An exact copy of every record is needed.

[Dataset items]
-- START --

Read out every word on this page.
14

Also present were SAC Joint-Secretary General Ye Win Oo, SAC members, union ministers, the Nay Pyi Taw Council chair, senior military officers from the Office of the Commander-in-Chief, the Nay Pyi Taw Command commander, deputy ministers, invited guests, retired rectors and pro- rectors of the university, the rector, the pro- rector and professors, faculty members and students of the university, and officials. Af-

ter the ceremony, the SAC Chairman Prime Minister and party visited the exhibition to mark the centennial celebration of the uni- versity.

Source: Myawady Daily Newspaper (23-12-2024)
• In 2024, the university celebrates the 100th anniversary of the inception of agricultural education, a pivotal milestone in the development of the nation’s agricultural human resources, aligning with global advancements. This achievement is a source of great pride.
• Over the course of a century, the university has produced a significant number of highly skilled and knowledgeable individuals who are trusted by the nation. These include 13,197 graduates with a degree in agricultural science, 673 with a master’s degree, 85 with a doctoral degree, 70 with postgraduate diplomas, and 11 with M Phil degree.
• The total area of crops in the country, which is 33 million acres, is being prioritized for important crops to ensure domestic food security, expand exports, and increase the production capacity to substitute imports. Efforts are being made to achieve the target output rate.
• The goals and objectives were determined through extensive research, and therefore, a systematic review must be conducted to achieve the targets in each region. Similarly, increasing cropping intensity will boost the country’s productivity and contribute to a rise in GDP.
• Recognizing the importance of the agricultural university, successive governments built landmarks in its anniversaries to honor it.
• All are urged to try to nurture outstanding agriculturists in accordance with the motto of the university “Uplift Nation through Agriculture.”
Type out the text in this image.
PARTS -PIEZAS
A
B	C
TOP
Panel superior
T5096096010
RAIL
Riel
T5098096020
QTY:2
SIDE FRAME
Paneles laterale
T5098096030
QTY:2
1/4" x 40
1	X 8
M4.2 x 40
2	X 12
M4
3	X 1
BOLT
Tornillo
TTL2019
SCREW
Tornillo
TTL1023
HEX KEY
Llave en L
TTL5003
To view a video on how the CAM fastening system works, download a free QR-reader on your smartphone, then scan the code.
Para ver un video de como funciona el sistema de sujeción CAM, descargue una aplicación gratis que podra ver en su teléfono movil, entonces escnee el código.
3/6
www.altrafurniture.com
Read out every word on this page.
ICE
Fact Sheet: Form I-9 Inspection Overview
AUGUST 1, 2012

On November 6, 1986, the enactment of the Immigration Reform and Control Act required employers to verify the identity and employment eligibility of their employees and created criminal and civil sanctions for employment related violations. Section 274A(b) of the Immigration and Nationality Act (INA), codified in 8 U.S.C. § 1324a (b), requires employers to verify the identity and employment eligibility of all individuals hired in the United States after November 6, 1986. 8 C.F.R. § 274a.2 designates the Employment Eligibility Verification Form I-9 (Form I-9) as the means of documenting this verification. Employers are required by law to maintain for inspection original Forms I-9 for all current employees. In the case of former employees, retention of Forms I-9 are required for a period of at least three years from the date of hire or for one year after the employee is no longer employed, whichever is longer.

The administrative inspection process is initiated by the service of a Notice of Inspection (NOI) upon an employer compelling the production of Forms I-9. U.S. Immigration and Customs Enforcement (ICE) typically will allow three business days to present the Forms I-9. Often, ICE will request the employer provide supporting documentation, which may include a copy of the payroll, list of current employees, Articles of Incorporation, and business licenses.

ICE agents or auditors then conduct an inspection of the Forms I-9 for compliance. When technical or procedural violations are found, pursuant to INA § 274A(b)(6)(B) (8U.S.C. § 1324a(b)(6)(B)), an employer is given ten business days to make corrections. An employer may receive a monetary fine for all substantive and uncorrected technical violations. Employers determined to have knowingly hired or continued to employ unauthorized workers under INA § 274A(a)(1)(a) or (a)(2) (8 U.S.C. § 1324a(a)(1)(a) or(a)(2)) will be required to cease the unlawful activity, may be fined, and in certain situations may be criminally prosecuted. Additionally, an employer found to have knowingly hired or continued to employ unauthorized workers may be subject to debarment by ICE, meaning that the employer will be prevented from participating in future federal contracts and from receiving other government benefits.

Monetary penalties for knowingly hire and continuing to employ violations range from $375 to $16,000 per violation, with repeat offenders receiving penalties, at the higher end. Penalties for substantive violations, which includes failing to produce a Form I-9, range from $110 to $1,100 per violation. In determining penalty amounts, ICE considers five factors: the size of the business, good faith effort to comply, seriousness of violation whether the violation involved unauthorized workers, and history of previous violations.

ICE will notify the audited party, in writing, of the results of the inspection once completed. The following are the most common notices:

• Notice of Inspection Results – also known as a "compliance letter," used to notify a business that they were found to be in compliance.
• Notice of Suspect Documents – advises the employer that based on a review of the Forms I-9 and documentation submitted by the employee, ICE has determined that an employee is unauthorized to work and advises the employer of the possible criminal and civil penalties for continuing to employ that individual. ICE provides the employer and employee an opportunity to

-- END --

Correct response –
Read out every word on this page.
14

Also present were SAC Joint-Secretary General Ye Win Oo, SAC members, union ministers, the Nay Pyi Taw Council chair, senior military officers from the Office of the Commander-in-Chief, the Nay Pyi Taw Command commander, deputy ministers, invited guests, retired rectors and pro- rectors of the university, the rector, the pro- rector and professors, faculty members and students of the university, and officials. Af-

ter the ceremony, the SAC Chairman Prime Minister and party visited the exhibition to mark the centennial celebration of the uni- versity.

Source: Myawady Daily Newspaper (23-12-2024)
• In 2024, the university celebrates the 100th anniversary of the inception of agricultural education, a pivotal milestone in the development of the nation’s agricultural human resources, aligning with global advancements. This achievement is a source of great pride.
• Over the course of a century, the university has produced a significant number of highly skilled and knowledgeable individuals who are trusted by the nation. These include 13,197 graduates with a degree in agricultural science, 673 with a master’s degree, 85 with a doctoral degree, 70 with postgraduate diplomas, and 11 with M Phil degree.
• The total area of crops in the country, which is 33 million acres, is being prioritized for important crops to ensure domestic food security, expand exports, and increase the production capacity to substitute imports. Efforts are being made to achieve the target output rate.
• The goals and objectives were determined through extensive research, and therefore, a systematic review must be conducted to achieve the targets in each region. Similarly, increasing cropping intensity will boost the country’s productivity and contribute to a rise in GDP.
• Recognizing the importance of the agricultural university, successive governments built landmarks in its anniversaries to honor it.
• All are urged to try to nurture outstanding agriculturists in accordance with the motto of the university “Uplift Nation through Agriculture.”
Type out the text in this image.
PARTS -PIEZAS
A
B	C
TOP
Panel superior
T5096096010
RAIL
Riel
T5098096020
QTY:2
SIDE FRAME
Paneles laterale
T5098096030
QTY:2
1/4" x 40
1	X 8
M4.2 x 40
2	X 12
M4
3	X 1
BOLT
Tornillo
TTL2019
SCREW
Tornillo
TTL1023
HEX KEY
Llave en L
TTL5003
To view a video on how the CAM fastening system works, download a free QR-reader on your smartphone, then scan the code.
Para ver un video de como funciona el sistema de sujeción CAM, descargue una aplicación gratis que podra ver en su teléfono movil, entonces escnee el código.
3/6
www.altrafurniture.com
Read out every word on this page.
ICE
Fact Sheet: Form I-9 Inspection Overview
AUGUST 1, 2012

On November 6, 1986, the enactment of the Immigration Reform and Control Act required employers to verify the identity and employment eligibility of their employees and created criminal and civil sanctions for employment related violations. Section 274A(b) of the Immigration and Nationality Act (INA), codified in 8 U.S.C. § 1324a (b), requires employers to verify the identity and employment eligibility of all individuals hired in the United States after November 6, 1986. 8 C.F.R. § 274a.2 designates the Employment Eligibility Verification Form I-9 (Form I-9) as the means of documenting this verification. Employers are required by law to maintain for inspection original Forms I-9 for all current employees. In the case of former employees, retention of Forms I-9 are required for a period of at least three years from the date of hire or for one year after the employee is no longer employed, whichever is longer.

The administrative inspection process is initiated by the service of a Notice of Inspection (NOI) upon an employer compelling the production of Forms I-9. U.S. Immigration and Customs Enforcement (ICE) typically will allow three business days to present the Forms I-9. Often, ICE will request the employer provide supporting documentation, which may include a copy of the payroll, list of current employees, Articles of Incorporation, and business licenses.

ICE agents or auditors then conduct an inspection of the Forms I-9 for compliance. When technical or procedural violations are found, pursuant to INA § 274A(b)(6)(B) (8U.S.C. § 1324a(b)(6)(B)), an employer is given ten business days to make corrections. An employer may receive a monetary fine for all substantive and uncorrected technical violations. Employers determined to have knowingly hired or continued to employ unauthorized workers under INA § 274A(a)(1)(a) or (a)(2) (8 U.S.C. § 1324a(a)(1)(a) or(a)(2)) will be required to cease the unlawful activity, may be fined, and in certain situations may be criminally prosecuted. Additionally, an employer found to have knowingly hired or continued to employ unauthorized workers may be subject to debarment by ICE, meaning that the employer will be prevented from participating in future federal contracts and from receiving other government benefits.

Monetary penalties for knowingly hire and continuing to employ violations range from $375 to $16,000 per violation, with repeat offenders receiving penalties, at the higher end. Penalties for substantive violations, which includes failing to produce a Form I-9, range from $110 to $1,100 per violation. In determining penalty amounts, ICE considers five factors: the size of the business, good faith effort to comply, seriousness of violation whether the violation involved unauthorized workers, and history of previous violations.

ICE will notify the audited party, in writing, of the results of the inspection once completed. The following are the most common notices:

• Notice of Inspection Results – also known as a "compliance letter," used to notify a business that they were found to be in compliance.
• Notice of Suspect Documents – advises the employer that based on a review of the Forms I-9 and documentation submitted by the employee, ICE has determined that an employee is unauthorized to work and advises the employer of the possible criminal and civil penalties for continuing to employ that individual. ICE provides the employer and employee an opportunity to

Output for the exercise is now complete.